Task goal ::
Make an exact copy of all the entries, but do not reproduce the pictures.

Figure record extracts
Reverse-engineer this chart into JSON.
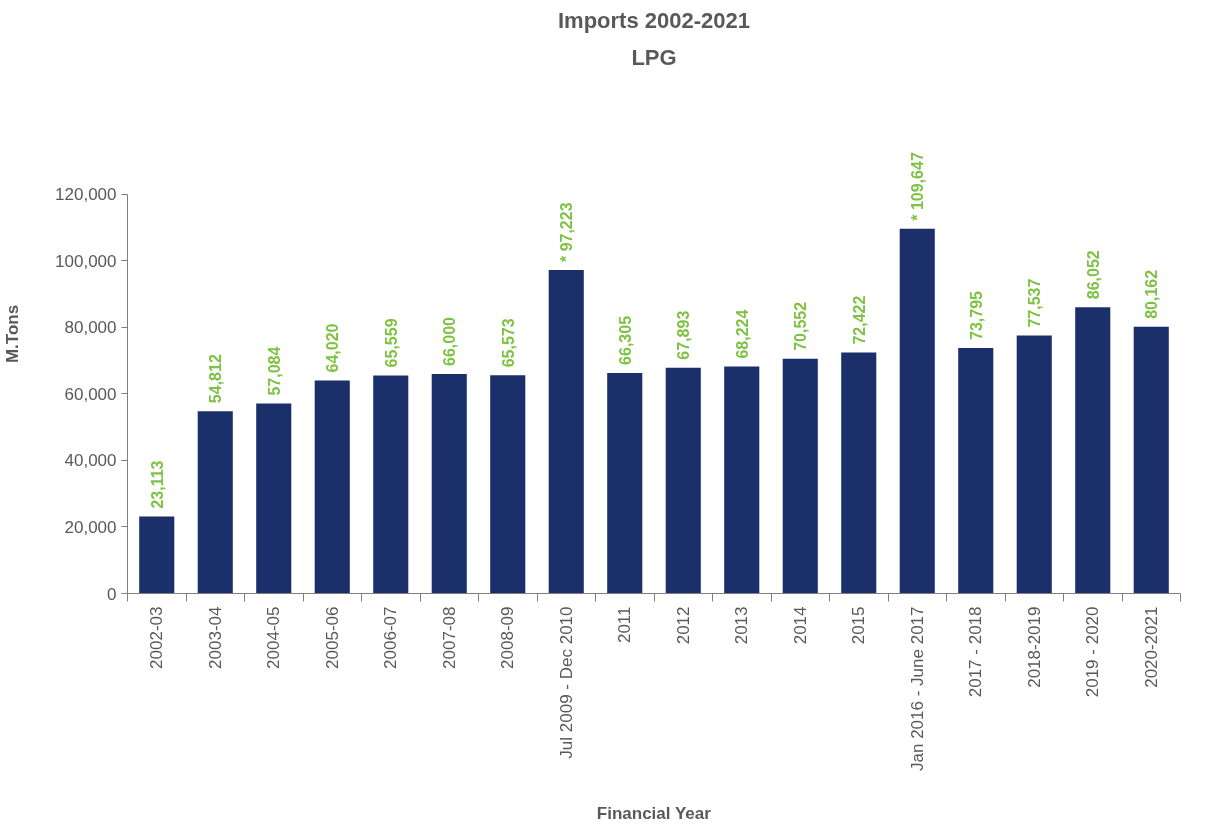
{
  "chart_data": {
    "type": "bar",
    "title": "Imports 2002-2021",
    "subtitle": "LPG",
    "xlabel": "Financial Year",
    "ylabel": "M.Tons",
    "categories": [
      "2002-03",
      "2003-04",
      "2004-05",
      "2005-06",
      "2006-07",
      "2007-08",
      "2008-09",
      "Jul 2009 - Dec 2010",
      "2011",
      "2012",
      "2013",
      "2014",
      "2015",
      "Jan 2016 - June 2017",
      "2017 - 2018",
      "2018-2019",
      "2019 - 2020",
      "2020-2021"
    ],
    "values": [
      23113,
      54812,
      57084,
      64020,
      65559,
      66000,
      65573,
      97223,
      66305,
      67893,
      68224,
      70552,
      72422,
      109647,
      73795,
      77537,
      86052,
      80162
    ],
    "value_labels": [
      "23,113",
      "54,812",
      "57,084",
      "64,020",
      "65,559",
      "66,000",
      "65,573",
      "* 97,223",
      "66,305",
      "67,893",
      "68,224",
      "70,552",
      "72,422",
      "* 109,647",
      "73,795",
      "77,537",
      "86,052",
      "80,162"
    ],
    "color": "#1b2f6b",
    "ylim": [
      0,
      120000
    ],
    "yticks": [
      {
        "value": 0,
        "label": "0"
      },
      {
        "value": 20000,
        "label": "20,000"
      },
      {
        "value": 40000,
        "label": "40,000"
      },
      {
        "value": 60000,
        "label": "60,000"
      },
      {
        "value": 80000,
        "label": "80,000"
      },
      {
        "value": 100000,
        "label": "100,000"
      },
      {
        "value": 120000,
        "label": "120,000"
      }
    ]
  }
}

Answer to the problem ::
Reverse-engineer this chart into JSON.
{
  "chart_data": {
    "type": "bar",
    "title": "Imports 2002-2021",
    "subtitle": "LPG",
    "xlabel": "Financial Year",
    "ylabel": "M.Tons",
    "categories": [
      "2002-03",
      "2003-04",
      "2004-05",
      "2005-06",
      "2006-07",
      "2007-08",
      "2008-09",
      "Jul 2009 - Dec 2010",
      "2011",
      "2012",
      "2013",
      "2014",
      "2015",
      "Jan 2016 - June 2017",
      "2017 - 2018",
      "2018-2019",
      "2019 - 2020",
      "2020-2021"
    ],
    "values": [
      23113,
      54812,
      57084,
      64020,
      65559,
      66000,
      65573,
      97223,
      66305,
      67893,
      68224,
      70552,
      72422,
      109647,
      73795,
      77537,
      86052,
      80162
    ],
    "value_labels": [
      "23,113",
      "54,812",
      "57,084",
      "64,020",
      "65,559",
      "66,000",
      "65,573",
      "* 97,223",
      "66,305",
      "67,893",
      "68,224",
      "70,552",
      "72,422",
      "* 109,647",
      "73,795",
      "77,537",
      "86,052",
      "80,162"
    ],
    "color": "#1b2f6b",
    "ylim": [
      0,
      120000
    ],
    "yticks": [
      {
        "value": 0,
        "label": "0"
      },
      {
        "value": 20000,
        "label": "20,000"
      },
      {
        "value": 40000,
        "label": "40,000"
      },
      {
        "value": 60000,
        "label": "60,000"
      },
      {
        "value": 80000,
        "label": "80,000"
      },
      {
        "value": 100000,
        "label": "100,000"
      },
      {
        "value": 120000,
        "label": "120,000"
      }
    ]
  }
}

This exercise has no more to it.